## INSTRUCTION:
Find and copy every line in the records that includes the string "name".
==== INPUT RECORDS
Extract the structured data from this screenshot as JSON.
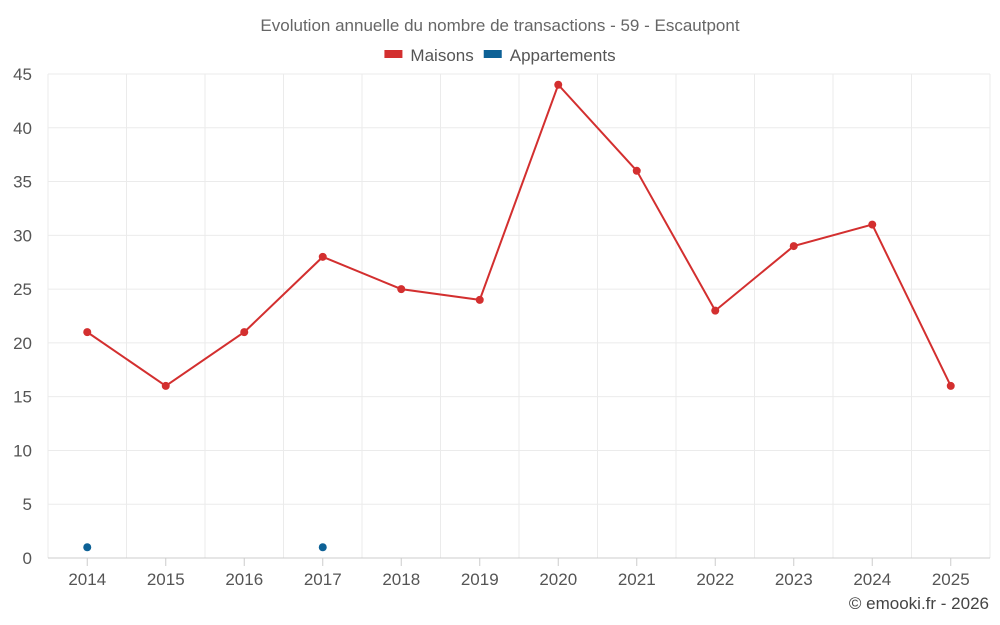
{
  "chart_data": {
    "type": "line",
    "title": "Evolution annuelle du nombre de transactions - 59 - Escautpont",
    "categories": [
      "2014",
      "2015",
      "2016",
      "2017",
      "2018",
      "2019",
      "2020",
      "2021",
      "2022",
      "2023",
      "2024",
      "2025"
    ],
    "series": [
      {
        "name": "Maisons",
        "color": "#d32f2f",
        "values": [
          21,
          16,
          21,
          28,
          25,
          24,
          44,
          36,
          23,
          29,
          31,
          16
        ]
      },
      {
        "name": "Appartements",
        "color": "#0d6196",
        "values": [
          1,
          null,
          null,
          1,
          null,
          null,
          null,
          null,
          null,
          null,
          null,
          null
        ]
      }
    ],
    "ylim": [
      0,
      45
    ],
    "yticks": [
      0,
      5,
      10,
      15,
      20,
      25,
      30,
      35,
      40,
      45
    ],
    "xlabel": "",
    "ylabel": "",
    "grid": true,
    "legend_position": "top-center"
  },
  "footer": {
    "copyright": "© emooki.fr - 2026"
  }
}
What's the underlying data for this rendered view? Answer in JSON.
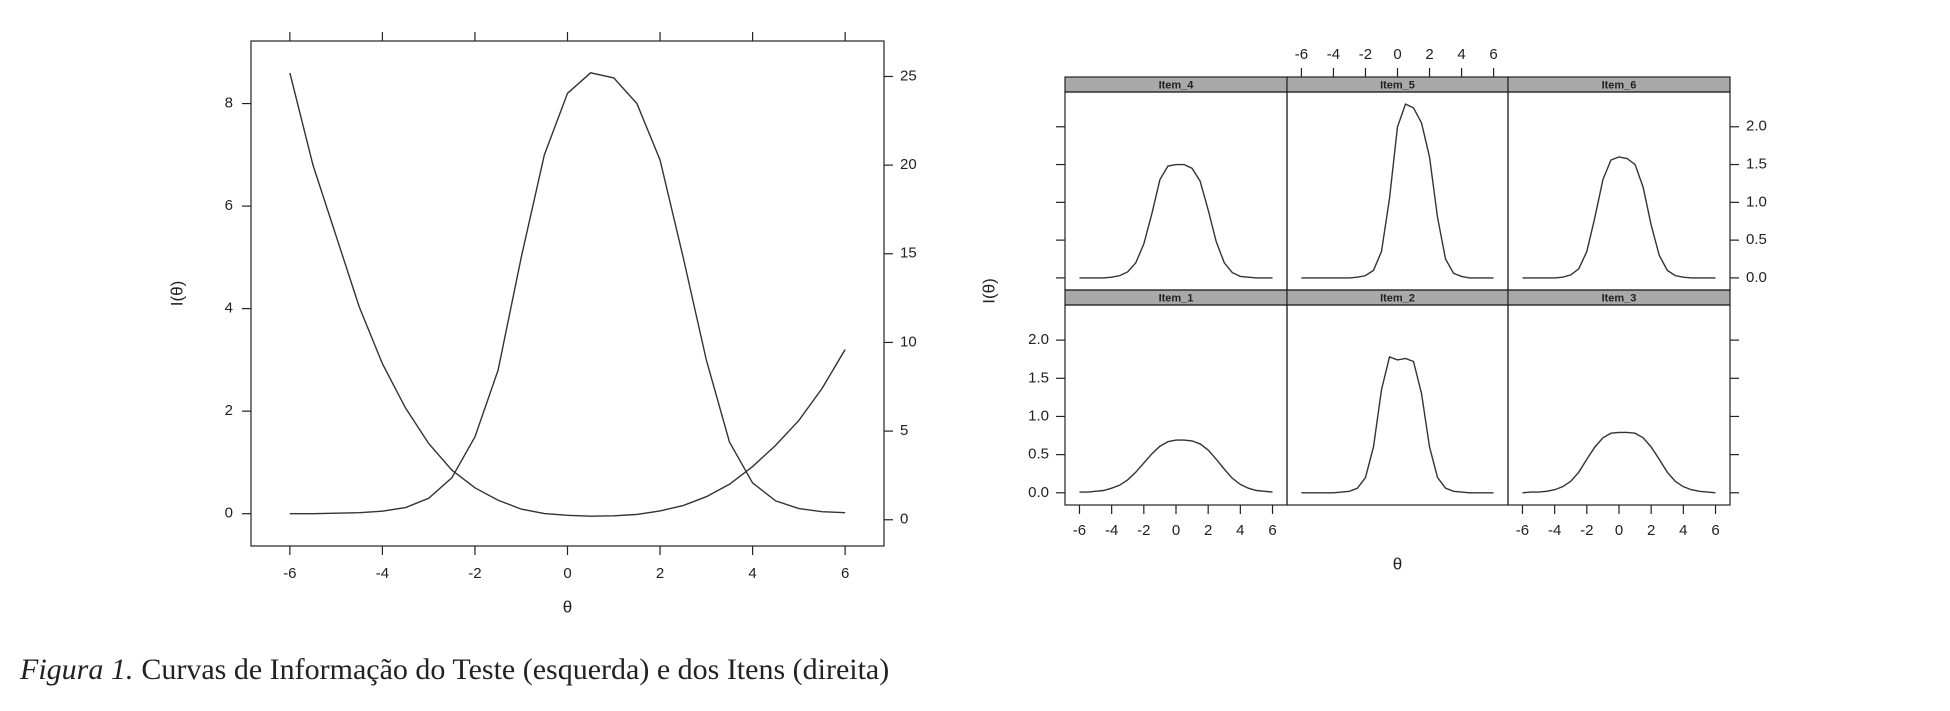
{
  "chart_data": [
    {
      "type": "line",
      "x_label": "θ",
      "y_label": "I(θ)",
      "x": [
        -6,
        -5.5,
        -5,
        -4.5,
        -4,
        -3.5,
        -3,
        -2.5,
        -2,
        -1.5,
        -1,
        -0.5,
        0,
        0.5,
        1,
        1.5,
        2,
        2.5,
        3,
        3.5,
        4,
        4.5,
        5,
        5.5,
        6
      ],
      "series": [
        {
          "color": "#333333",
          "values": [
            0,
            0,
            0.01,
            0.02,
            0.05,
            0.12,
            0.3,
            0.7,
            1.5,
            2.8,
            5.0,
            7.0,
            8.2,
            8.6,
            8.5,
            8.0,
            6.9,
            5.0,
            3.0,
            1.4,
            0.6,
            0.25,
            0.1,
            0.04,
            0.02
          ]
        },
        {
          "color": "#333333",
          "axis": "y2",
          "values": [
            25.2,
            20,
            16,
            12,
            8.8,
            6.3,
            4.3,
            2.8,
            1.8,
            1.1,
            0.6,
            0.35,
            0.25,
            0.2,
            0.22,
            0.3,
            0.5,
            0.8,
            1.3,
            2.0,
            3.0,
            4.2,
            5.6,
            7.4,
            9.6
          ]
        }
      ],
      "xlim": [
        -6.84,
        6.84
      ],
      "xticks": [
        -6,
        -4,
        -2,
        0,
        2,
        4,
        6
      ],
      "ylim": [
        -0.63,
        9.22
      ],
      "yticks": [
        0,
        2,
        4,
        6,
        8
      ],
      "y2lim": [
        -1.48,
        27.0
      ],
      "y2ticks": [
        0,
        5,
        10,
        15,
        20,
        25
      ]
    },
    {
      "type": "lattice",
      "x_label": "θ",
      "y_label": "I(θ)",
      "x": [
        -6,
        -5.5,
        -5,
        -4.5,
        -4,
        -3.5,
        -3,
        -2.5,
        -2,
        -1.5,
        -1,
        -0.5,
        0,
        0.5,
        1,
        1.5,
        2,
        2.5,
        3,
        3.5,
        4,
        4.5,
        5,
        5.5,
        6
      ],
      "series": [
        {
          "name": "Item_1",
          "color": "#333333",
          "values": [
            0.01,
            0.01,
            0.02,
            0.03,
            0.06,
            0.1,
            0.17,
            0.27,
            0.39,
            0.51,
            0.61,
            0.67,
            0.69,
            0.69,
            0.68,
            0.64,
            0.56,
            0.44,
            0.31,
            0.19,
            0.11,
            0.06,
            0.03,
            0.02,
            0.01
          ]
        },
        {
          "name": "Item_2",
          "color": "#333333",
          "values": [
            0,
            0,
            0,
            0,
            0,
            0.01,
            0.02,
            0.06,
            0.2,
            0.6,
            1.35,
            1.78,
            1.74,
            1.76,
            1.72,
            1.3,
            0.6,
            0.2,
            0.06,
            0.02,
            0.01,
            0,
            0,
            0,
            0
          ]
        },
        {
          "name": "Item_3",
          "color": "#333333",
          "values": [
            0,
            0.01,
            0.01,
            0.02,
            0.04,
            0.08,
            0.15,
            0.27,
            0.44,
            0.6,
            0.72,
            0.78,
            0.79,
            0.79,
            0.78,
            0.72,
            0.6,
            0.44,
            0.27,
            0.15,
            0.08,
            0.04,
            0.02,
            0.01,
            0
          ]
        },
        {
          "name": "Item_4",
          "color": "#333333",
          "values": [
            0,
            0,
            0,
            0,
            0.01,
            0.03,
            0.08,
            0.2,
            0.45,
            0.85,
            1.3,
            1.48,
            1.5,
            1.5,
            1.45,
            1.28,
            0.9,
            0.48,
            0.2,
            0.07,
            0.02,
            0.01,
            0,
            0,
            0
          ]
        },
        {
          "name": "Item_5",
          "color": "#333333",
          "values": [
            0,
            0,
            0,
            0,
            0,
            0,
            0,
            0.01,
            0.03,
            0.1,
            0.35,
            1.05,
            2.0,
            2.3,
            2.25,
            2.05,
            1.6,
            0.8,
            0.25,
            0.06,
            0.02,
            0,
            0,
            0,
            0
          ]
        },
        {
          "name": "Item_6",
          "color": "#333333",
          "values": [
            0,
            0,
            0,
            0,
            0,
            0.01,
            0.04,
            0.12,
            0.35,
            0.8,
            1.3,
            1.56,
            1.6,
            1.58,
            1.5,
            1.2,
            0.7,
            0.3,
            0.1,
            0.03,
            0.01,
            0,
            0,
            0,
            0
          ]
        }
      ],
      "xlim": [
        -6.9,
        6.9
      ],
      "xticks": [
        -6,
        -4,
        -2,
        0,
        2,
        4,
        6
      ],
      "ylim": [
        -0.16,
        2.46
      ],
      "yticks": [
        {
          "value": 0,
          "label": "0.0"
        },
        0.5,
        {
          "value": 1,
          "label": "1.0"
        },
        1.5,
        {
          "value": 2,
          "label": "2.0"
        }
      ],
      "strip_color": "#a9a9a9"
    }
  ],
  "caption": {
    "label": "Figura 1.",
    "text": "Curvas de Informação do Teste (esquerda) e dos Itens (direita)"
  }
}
========
==== INPUT RECORDS
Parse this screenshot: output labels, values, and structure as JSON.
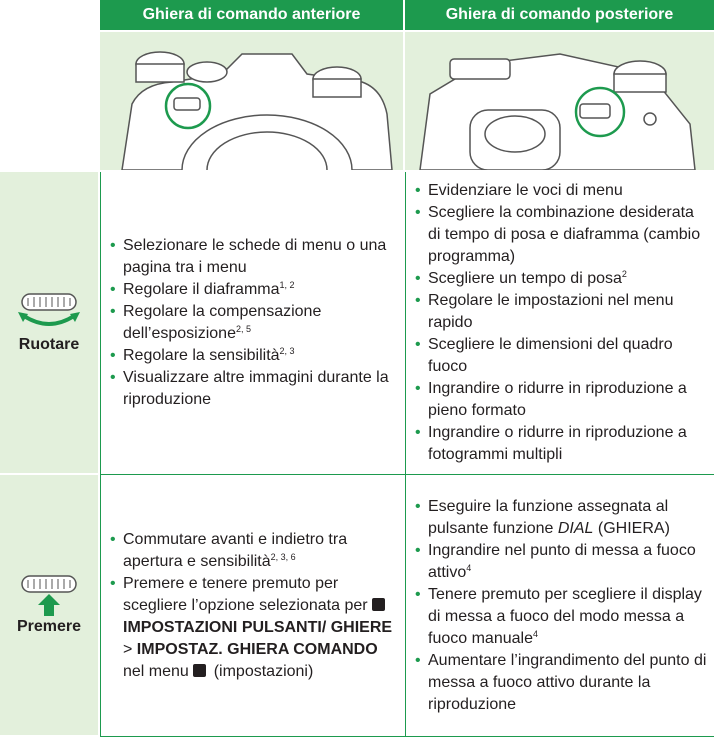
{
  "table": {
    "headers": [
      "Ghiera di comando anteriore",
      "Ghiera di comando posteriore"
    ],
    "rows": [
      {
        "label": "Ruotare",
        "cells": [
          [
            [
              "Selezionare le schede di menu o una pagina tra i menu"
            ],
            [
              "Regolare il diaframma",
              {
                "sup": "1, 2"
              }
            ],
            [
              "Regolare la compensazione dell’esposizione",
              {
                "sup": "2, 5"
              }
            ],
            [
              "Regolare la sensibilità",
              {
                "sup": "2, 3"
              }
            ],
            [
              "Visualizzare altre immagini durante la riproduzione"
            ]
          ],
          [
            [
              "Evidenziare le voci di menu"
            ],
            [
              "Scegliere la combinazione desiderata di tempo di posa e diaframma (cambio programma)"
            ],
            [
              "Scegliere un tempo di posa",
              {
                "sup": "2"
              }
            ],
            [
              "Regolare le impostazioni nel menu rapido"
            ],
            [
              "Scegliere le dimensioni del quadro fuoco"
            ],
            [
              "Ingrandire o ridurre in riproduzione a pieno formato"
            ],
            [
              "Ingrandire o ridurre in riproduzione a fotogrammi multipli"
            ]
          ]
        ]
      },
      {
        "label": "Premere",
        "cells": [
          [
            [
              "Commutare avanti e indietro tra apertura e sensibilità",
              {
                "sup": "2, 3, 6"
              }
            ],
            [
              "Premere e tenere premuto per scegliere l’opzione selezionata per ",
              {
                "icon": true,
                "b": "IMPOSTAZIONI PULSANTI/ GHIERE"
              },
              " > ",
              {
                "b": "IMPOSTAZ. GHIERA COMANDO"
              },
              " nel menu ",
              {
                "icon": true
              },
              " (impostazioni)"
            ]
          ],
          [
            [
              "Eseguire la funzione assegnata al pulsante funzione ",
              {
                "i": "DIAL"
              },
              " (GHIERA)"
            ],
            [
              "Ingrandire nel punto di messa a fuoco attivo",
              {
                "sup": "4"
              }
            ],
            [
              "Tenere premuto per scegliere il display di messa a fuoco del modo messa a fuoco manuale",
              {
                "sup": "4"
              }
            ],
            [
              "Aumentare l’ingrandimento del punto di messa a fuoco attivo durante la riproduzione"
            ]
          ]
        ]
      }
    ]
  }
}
========
==== INPUT RECORDS
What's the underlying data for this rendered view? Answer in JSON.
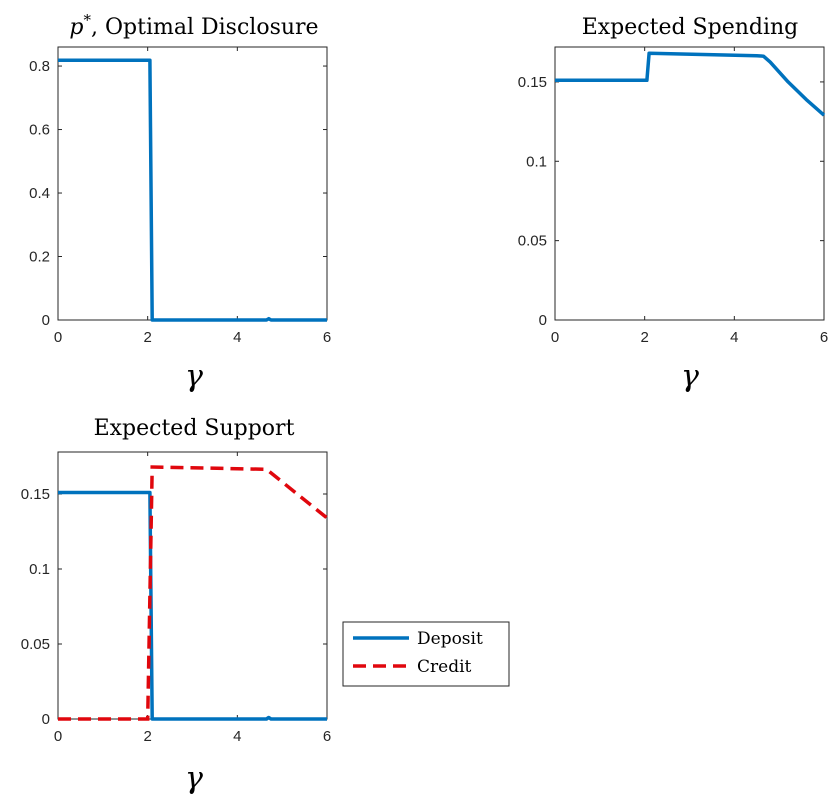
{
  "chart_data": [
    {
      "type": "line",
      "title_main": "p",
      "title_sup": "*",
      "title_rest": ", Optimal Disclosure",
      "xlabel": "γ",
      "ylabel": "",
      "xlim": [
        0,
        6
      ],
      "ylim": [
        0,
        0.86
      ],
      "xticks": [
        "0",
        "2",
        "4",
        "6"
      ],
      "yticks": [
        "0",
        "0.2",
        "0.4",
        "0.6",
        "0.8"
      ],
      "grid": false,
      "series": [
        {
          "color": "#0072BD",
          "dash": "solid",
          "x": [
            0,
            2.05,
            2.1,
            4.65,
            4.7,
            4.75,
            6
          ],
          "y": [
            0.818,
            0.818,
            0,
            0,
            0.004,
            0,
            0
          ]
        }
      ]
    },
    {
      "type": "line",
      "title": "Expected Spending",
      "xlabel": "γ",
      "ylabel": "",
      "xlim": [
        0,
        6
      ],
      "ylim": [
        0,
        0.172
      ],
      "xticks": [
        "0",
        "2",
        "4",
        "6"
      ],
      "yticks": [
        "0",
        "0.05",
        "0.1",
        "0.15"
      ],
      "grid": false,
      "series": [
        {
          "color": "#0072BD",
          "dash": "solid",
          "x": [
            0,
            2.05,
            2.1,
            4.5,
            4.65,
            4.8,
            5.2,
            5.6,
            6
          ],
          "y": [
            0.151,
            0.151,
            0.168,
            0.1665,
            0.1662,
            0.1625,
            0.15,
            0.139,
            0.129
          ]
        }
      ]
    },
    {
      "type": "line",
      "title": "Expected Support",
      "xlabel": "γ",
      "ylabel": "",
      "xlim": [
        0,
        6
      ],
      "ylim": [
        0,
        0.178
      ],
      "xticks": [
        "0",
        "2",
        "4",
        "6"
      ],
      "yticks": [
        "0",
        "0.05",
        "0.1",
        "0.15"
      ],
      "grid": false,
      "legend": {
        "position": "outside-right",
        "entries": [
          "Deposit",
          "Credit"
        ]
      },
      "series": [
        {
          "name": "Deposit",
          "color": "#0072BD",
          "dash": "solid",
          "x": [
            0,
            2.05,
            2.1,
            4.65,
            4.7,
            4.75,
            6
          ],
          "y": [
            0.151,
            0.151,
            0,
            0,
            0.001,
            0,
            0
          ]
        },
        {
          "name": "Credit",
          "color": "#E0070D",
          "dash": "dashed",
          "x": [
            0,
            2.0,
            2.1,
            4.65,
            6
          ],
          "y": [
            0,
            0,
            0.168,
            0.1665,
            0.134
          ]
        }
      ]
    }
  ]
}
========
## SOLUTION:
        "name": "Maisons",
        "name": "Appartements",
          "name": "Item_1",
          "name": "Item_2",
          "name": "Item_3",
          "name": "Item_4",
          "name": "Item_5",
          "name": "Item_6",
          "name": "Deposit",
          "name": "Credit",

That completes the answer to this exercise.